>>>

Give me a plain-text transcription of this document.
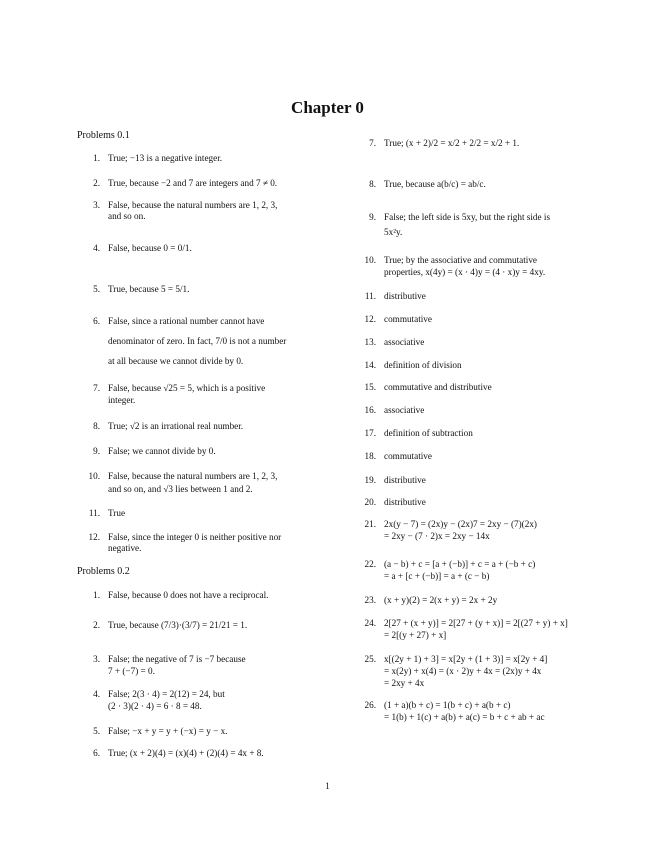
Chapter 0
Problems 0.1
Problems 0.2
1. True; −13 is a negative integer.
2. True, because −2 and 7 are integers and 7 ≠ 0.
3. False, because the natural numbers are 1, 2, 3,
and so on.
4. False, because 0 = 0/1.
5. True, because 5 = 5/1.
6. False, since a rational number cannot have
denominator of zero. In fact, 7/0 is not a number
at all because we cannot divide by 0.
7. False, because √25 = 5, which is a positive
integer.
8. True; √2 is an irrational real number.
9. False; we cannot divide by 0.
10. False, because the natural numbers are 1, 2, 3,
and so on, and √3 lies between 1 and 2.
11. True
12. False, since the integer 0 is neither positive nor
negative.
1. False, because 0 does not have a reciprocal.
2. True, because (7/3)·(3/7) = 21/21 = 1.
3. False; the negative of 7 is −7 because
7 + (−7) = 0.
4. False; 2(3 · 4) = 2(12) = 24, but
(2 · 3)(2 · 4) = 6 · 8 = 48.
5. False; −x + y = y + (−x) = y − x.
6. True; (x + 2)(4) = (x)(4) + (2)(4) = 4x + 8.
7. True; (x + 2)/2 = x/2 + 2/2 = x/2 + 1.
8. True, because a(b/c) = ab/c.
9. False; the left side is 5xy, but the right side is
5x²y.
10. True; by the associative and commutative
properties, x(4y) = (x · 4)y = (4 · x)y = 4xy.
11. distributive
12. commutative
13. associative
14. definition of division
15. commutative and distributive
16. associative
17. definition of subtraction
18. commutative
19. distributive
20. distributive
21. 2x(y − 7) = (2x)y − (2x)7 = 2xy − (7)(2x)
= 2xy − (7 · 2)x = 2xy − 14x
22. (a − b) + c = [a + (−b)] + c = a + (−b + c)
= a + [c + (−b)] = a + (c − b)
23. (x + y)(2) = 2(x + y) = 2x + 2y
24. 2[27 + (x + y)] = 2[27 + (y + x)] = 2[(27 + y) + x]
= 2[(y + 27) + x]
25. x[(2y + 1) + 3] = x[2y + (1 + 3)] = x[2y + 4]
= x(2y) + x(4) = (x · 2)y + 4x = (2x)y + 4x
= 2xy + 4x
26. (1 + a)(b + c) = 1(b + c) + a(b + c)
= 1(b) + 1(c) + a(b) + a(c) = b + c + ab + ac
1
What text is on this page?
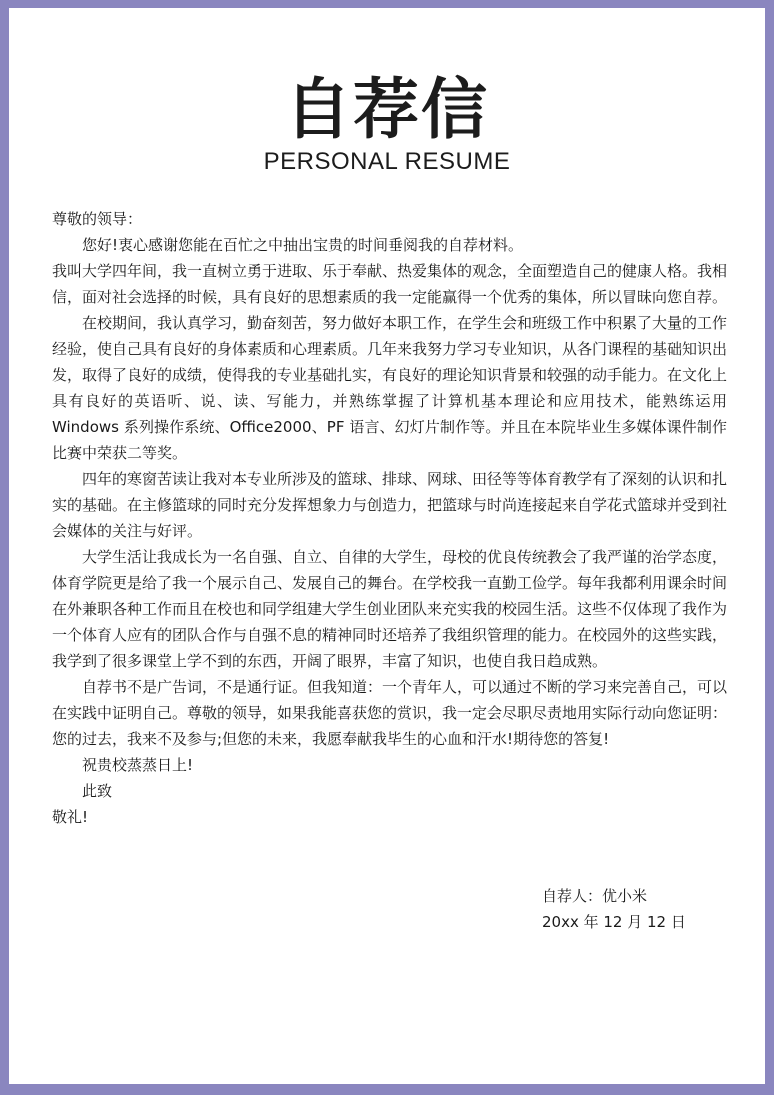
自荐信
PERSONAL RESUME

尊敬的领导：

您好!衷心感谢您能在百忙之中抽出宝贵的时间垂阅我的自荐材料。

我叫大学四年间，我一直树立勇于进取、乐于奉献、热爱集体的观念，全面塑造自己的健康人格。我相信，面对社会选择的时候，具有良好的思想素质的我一定能赢得一个优秀的集体，所以冒昧向您自荐。

在校期间，我认真学习，勤奋刻苦，努力做好本职工作，在学生会和班级工作中积累了大量的工作经验，使自己具有良好的身体素质和心理素质。几年来我努力学习专业知识，从各门课程的基础知识出发，取得了良好的成绩，使得我的专业基础扎实，有良好的理论知识背景和较强的动手能力。在文化上具有良好的英语听、说、读、写能力，并熟练掌握了计算机基本理论和应用技术，能熟练运用 Windows 系列操作系统、Office2000、PF 语言、幻灯片制作等。并且在本院毕业生多媒体课件制作比赛中荣获二等奖。

四年的寒窗苦读让我对本专业所涉及的篮球、排球、网球、田径等等体育教学有了深刻的认识和扎实的基础。在主修篮球的同时充分发挥想象力与创造力，把篮球与时尚连接起来自学花式篮球并受到社会媒体的关注与好评。

大学生活让我成长为一名自强、自立、自律的大学生，母校的优良传统教会了我严谨的治学态度，体育学院更是给了我一个展示自己、发展自己的舞台。在学校我一直勤工俭学。每年我都利用课余时间在外兼职各种工作而且在校也和同学组建大学生创业团队来充实我的校园生活。这些不仅体现了我作为一个体育人应有的团队合作与自强不息的精神同时还培养了我组织管理的能力。在校园外的这些实践，我学到了很多课堂上学不到的东西，开阔了眼界，丰富了知识，也使自我日趋成熟。

自荐书不是广告词，不是通行证。但我知道：一个青年人，可以通过不断的学习来完善自己，可以在实践中证明自己。尊敬的领导，如果我能喜获您的赏识，我一定会尽职尽责地用实际行动向您证明：您的过去，我来不及参与;但您的未来，我愿奉献我毕生的心血和汗水!期待您的答复!

祝贵校蒸蒸日上!

此致

敬礼!

自荐人：优小米
20xx 年 12 月 12 日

<<<

Task directions:
Pull every line containing the word "because" out of the material and copy it.

The completed task:
2. True, because −2 and 7 are integers and 7 ≠ 0.
3. False, because the natural numbers are 1, 2, 3,
4. False, because 0 = 0/1.
5. True, because 5 = 5/1.
at all because we cannot divide by 0.
7. False, because √25 = 5, which is a positive
10. False, because the natural numbers are 1, 2, 3,
1. False, because 0 does not have a reciprocal.
2. True, because (7/3)·(3/7) = 21/21 = 1.
3. False; the negative of 7 is −7 because
8. True, because a(b/c) = ab/c.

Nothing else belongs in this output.